▶ _BRIEF_
Please restate the records that follow exactly, skipping their images.

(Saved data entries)
________

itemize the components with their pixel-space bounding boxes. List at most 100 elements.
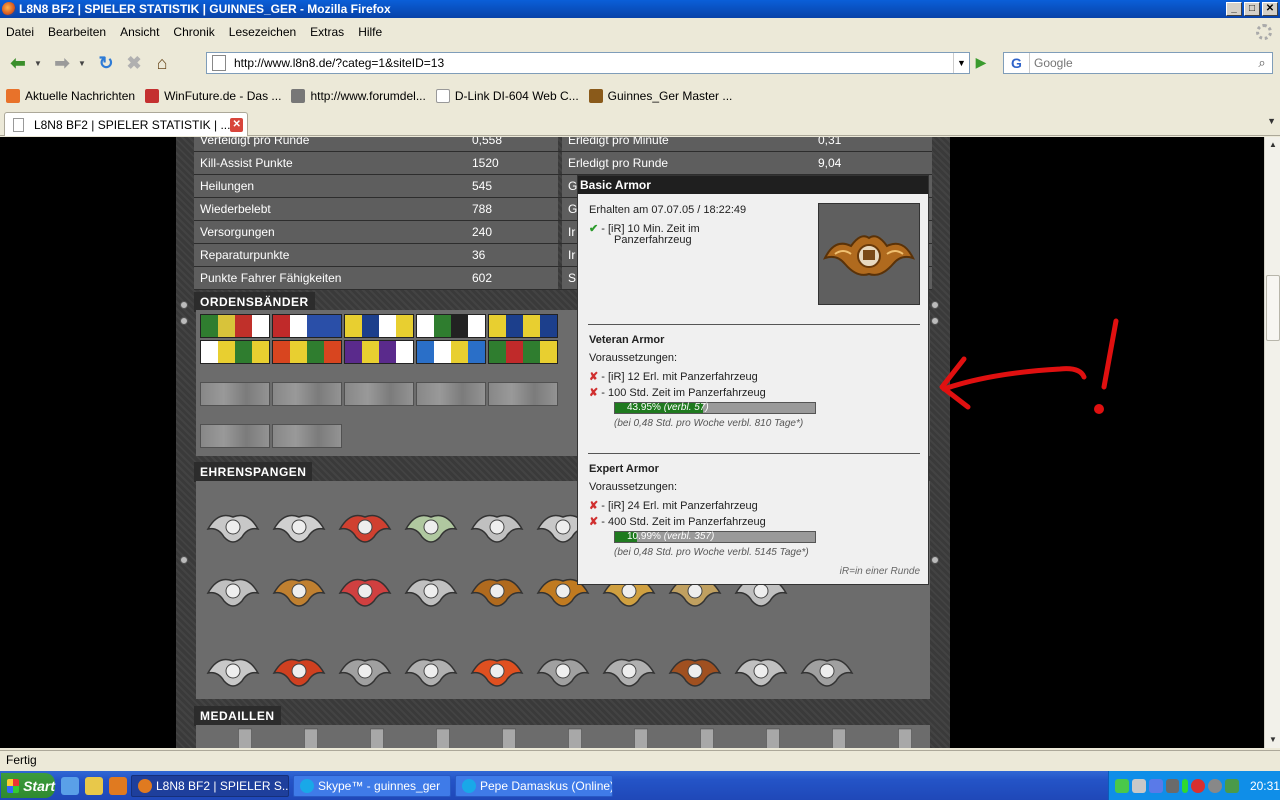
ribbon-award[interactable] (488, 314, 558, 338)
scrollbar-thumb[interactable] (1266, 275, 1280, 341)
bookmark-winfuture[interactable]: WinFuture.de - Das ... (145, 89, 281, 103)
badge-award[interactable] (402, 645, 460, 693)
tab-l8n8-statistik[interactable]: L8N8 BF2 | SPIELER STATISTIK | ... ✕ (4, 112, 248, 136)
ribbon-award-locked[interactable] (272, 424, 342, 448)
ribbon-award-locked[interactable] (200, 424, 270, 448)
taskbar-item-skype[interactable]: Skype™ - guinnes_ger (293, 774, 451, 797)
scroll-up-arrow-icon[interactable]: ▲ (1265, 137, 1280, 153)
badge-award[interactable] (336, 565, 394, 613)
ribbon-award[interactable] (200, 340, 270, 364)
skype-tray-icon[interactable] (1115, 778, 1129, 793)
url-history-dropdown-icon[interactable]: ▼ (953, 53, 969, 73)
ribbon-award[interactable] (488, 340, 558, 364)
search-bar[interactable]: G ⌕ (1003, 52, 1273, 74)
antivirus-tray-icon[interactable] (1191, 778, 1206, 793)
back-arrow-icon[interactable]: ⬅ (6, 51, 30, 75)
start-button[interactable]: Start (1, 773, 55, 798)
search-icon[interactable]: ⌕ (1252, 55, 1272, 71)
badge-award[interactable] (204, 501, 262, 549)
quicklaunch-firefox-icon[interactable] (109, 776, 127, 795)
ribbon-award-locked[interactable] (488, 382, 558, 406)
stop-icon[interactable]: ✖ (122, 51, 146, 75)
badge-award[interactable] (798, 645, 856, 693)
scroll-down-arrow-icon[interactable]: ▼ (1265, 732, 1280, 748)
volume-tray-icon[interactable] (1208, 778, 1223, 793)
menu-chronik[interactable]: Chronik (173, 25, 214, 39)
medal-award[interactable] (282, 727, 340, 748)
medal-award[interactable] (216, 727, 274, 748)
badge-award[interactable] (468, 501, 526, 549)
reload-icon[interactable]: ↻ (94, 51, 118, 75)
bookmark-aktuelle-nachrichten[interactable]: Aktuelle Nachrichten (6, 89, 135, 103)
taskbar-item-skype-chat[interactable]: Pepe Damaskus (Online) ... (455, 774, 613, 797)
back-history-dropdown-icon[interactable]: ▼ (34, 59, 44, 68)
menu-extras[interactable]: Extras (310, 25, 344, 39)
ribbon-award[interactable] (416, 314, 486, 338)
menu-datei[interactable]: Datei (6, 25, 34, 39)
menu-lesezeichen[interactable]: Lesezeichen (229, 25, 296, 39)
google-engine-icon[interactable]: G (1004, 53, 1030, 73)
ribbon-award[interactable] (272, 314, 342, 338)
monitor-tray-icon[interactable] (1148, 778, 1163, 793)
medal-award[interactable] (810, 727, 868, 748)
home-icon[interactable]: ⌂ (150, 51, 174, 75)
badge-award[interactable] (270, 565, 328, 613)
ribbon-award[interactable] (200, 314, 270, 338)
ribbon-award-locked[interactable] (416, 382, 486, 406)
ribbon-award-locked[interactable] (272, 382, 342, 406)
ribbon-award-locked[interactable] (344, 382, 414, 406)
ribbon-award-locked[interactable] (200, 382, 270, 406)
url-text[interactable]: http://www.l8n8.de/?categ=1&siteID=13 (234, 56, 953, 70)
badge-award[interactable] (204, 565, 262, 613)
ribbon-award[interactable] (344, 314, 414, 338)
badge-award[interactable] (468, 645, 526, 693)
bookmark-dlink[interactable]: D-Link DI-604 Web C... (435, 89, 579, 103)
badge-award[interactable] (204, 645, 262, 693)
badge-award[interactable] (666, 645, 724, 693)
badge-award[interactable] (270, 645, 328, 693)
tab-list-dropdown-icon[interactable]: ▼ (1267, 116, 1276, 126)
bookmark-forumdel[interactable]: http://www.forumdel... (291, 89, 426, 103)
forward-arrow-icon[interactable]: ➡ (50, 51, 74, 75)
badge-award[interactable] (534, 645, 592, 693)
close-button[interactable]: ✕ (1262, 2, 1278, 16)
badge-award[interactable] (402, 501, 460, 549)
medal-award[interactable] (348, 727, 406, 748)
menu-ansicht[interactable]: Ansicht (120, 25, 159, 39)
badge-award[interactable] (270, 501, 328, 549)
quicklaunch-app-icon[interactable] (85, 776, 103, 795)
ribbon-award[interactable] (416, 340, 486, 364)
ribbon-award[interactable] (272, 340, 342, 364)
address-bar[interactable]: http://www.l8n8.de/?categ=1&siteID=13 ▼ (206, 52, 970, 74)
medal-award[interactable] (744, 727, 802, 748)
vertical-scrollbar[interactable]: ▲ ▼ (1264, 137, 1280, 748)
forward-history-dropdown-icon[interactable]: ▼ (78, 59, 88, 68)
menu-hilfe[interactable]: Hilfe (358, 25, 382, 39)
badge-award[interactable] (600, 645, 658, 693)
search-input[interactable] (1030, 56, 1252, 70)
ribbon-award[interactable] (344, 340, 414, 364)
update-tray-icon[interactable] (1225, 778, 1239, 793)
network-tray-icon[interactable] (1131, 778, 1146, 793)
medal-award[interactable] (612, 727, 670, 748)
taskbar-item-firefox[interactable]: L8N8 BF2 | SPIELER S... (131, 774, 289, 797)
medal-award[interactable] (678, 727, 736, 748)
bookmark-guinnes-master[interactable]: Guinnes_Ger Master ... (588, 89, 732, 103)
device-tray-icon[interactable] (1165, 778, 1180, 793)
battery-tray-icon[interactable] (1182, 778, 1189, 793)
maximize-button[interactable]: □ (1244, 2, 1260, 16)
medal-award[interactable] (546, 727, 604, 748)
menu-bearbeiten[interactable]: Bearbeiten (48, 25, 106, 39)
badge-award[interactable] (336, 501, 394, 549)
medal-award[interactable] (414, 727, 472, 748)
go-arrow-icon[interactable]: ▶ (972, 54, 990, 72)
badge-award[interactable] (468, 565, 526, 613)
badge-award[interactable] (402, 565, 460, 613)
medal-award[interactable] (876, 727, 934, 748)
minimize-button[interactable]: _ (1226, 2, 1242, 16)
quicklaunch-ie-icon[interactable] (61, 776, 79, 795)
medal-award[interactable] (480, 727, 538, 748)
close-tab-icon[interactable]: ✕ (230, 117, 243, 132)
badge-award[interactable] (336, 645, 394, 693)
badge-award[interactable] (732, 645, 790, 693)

________

▶ _TASK RESULT_
itemize the components with their pixel-space bounding boxes. List at most 100 elements.
ribbon-award[interactable] (488, 314, 558, 338)
scrollbar-thumb[interactable] (1266, 275, 1280, 341)
bookmark-winfuture[interactable]: WinFuture.de - Das ... (145, 89, 281, 103)
badge-award[interactable] (402, 645, 460, 693)
tab-l8n8-statistik[interactable]: L8N8 BF2 | SPIELER STATISTIK | ... ✕ (4, 112, 248, 136)
ribbon-award-locked[interactable] (272, 424, 342, 448)
ribbon-award-locked[interactable] (200, 424, 270, 448)
taskbar-item-skype[interactable]: Skype™ - guinnes_ger (293, 774, 451, 797)
scroll-up-arrow-icon[interactable]: ▲ (1265, 137, 1280, 153)
badge-award[interactable] (336, 565, 394, 613)
ribbon-award[interactable] (200, 340, 270, 364)
skype-tray-icon[interactable] (1115, 778, 1129, 793)
url-history-dropdown-icon[interactable]: ▼ (953, 53, 969, 73)
ribbon-award[interactable] (488, 340, 558, 364)
search-bar[interactable]: G ⌕ (1003, 52, 1273, 74)
antivirus-tray-icon[interactable] (1191, 778, 1206, 793)
back-arrow-icon[interactable]: ⬅ (6, 51, 30, 75)
start-button[interactable]: Start (1, 773, 55, 798)
search-icon[interactable]: ⌕ (1252, 55, 1272, 71)
badge-award[interactable] (204, 501, 262, 549)
quicklaunch-firefox-icon[interactable] (109, 776, 127, 795)
ribbon-award-locked[interactable] (488, 382, 558, 406)
stop-icon[interactable]: ✖ (122, 51, 146, 75)
badge-award[interactable] (798, 645, 856, 693)
scroll-down-arrow-icon[interactable]: ▼ (1265, 732, 1280, 748)
volume-tray-icon[interactable] (1208, 778, 1223, 793)
menu-chronik[interactable]: Chronik (173, 25, 214, 39)
medal-award[interactable] (282, 727, 340, 748)
medal-award[interactable] (216, 727, 274, 748)
badge-award[interactable] (468, 501, 526, 549)
reload-icon[interactable]: ↻ (94, 51, 118, 75)
bookmark-aktuelle-nachrichten[interactable]: Aktuelle Nachrichten (6, 89, 135, 103)
taskbar-item-skype-chat[interactable]: Pepe Damaskus (Online) ... (455, 774, 613, 797)
back-history-dropdown-icon[interactable]: ▼ (34, 59, 44, 68)
menu-extras[interactable]: Extras (310, 25, 344, 39)
ribbon-award[interactable] (416, 314, 486, 338)
menu-datei[interactable]: Datei (6, 25, 34, 39)
menu-lesezeichen[interactable]: Lesezeichen (229, 25, 296, 39)
google-engine-icon[interactable]: G (1004, 53, 1030, 73)
ribbon-award[interactable] (272, 314, 342, 338)
monitor-tray-icon[interactable] (1148, 778, 1163, 793)
medal-award[interactable] (810, 727, 868, 748)
home-icon[interactable]: ⌂ (150, 51, 174, 75)
badge-award[interactable] (270, 565, 328, 613)
ribbon-award[interactable] (200, 314, 270, 338)
ribbon-award-locked[interactable] (416, 382, 486, 406)
ribbon-award-locked[interactable] (272, 382, 342, 406)
ribbon-award-locked[interactable] (344, 382, 414, 406)
ribbon-award-locked[interactable] (200, 382, 270, 406)
url-text[interactable]: http://www.l8n8.de/?categ=1&siteID=13 (234, 56, 953, 70)
badge-award[interactable] (204, 565, 262, 613)
ribbon-award[interactable] (344, 314, 414, 338)
badge-award[interactable] (468, 645, 526, 693)
bookmark-dlink[interactable]: D-Link DI-604 Web C... (435, 89, 579, 103)
badge-award[interactable] (204, 645, 262, 693)
badge-award[interactable] (666, 645, 724, 693)
badge-award[interactable] (270, 645, 328, 693)
tab-list-dropdown-icon[interactable]: ▼ (1267, 116, 1276, 126)
bookmark-forumdel[interactable]: http://www.forumdel... (291, 89, 426, 103)
forward-arrow-icon[interactable]: ➡ (50, 51, 74, 75)
badge-award[interactable] (534, 645, 592, 693)
close-button[interactable]: ✕ (1262, 2, 1278, 16)
badge-award[interactable] (402, 501, 460, 549)
medal-award[interactable] (348, 727, 406, 748)
menu-ansicht[interactable]: Ansicht (120, 25, 159, 39)
badge-award[interactable] (270, 501, 328, 549)
quicklaunch-app-icon[interactable] (85, 776, 103, 795)
ribbon-award[interactable] (416, 340, 486, 364)
ribbon-award[interactable] (272, 340, 342, 364)
address-bar[interactable]: http://www.l8n8.de/?categ=1&siteID=13 ▼ (206, 52, 970, 74)
medal-award[interactable] (744, 727, 802, 748)
vertical-scrollbar[interactable]: ▲ ▼ (1264, 137, 1280, 748)
forward-history-dropdown-icon[interactable]: ▼ (78, 59, 88, 68)
menu-hilfe[interactable]: Hilfe (358, 25, 382, 39)
badge-award[interactable] (600, 645, 658, 693)
search-input[interactable] (1030, 56, 1252, 70)
ribbon-award[interactable] (344, 340, 414, 364)
update-tray-icon[interactable] (1225, 778, 1239, 793)
network-tray-icon[interactable] (1131, 778, 1146, 793)
medal-award[interactable] (612, 727, 670, 748)
taskbar-item-firefox[interactable]: L8N8 BF2 | SPIELER S... (131, 774, 289, 797)
medal-award[interactable] (678, 727, 736, 748)
bookmark-guinnes-master[interactable]: Guinnes_Ger Master ... (588, 89, 732, 103)
device-tray-icon[interactable] (1165, 778, 1180, 793)
battery-tray-icon[interactable] (1182, 778, 1189, 793)
maximize-button[interactable]: □ (1244, 2, 1260, 16)
medal-award[interactable] (546, 727, 604, 748)
menu-bearbeiten[interactable]: Bearbeiten (48, 25, 106, 39)
badge-award[interactable] (336, 501, 394, 549)
medal-award[interactable] (414, 727, 472, 748)
go-arrow-icon[interactable]: ▶ (972, 54, 990, 72)
badge-award[interactable] (468, 565, 526, 613)
badge-award[interactable] (402, 565, 460, 613)
medal-award[interactable] (876, 727, 934, 748)
minimize-button[interactable]: _ (1226, 2, 1242, 16)
quicklaunch-ie-icon[interactable] (61, 776, 79, 795)
medal-award[interactable] (480, 727, 538, 748)
close-tab-icon[interactable]: ✕ (230, 117, 243, 132)
badge-award[interactable] (336, 645, 394, 693)
badge-award[interactable] (732, 645, 790, 693)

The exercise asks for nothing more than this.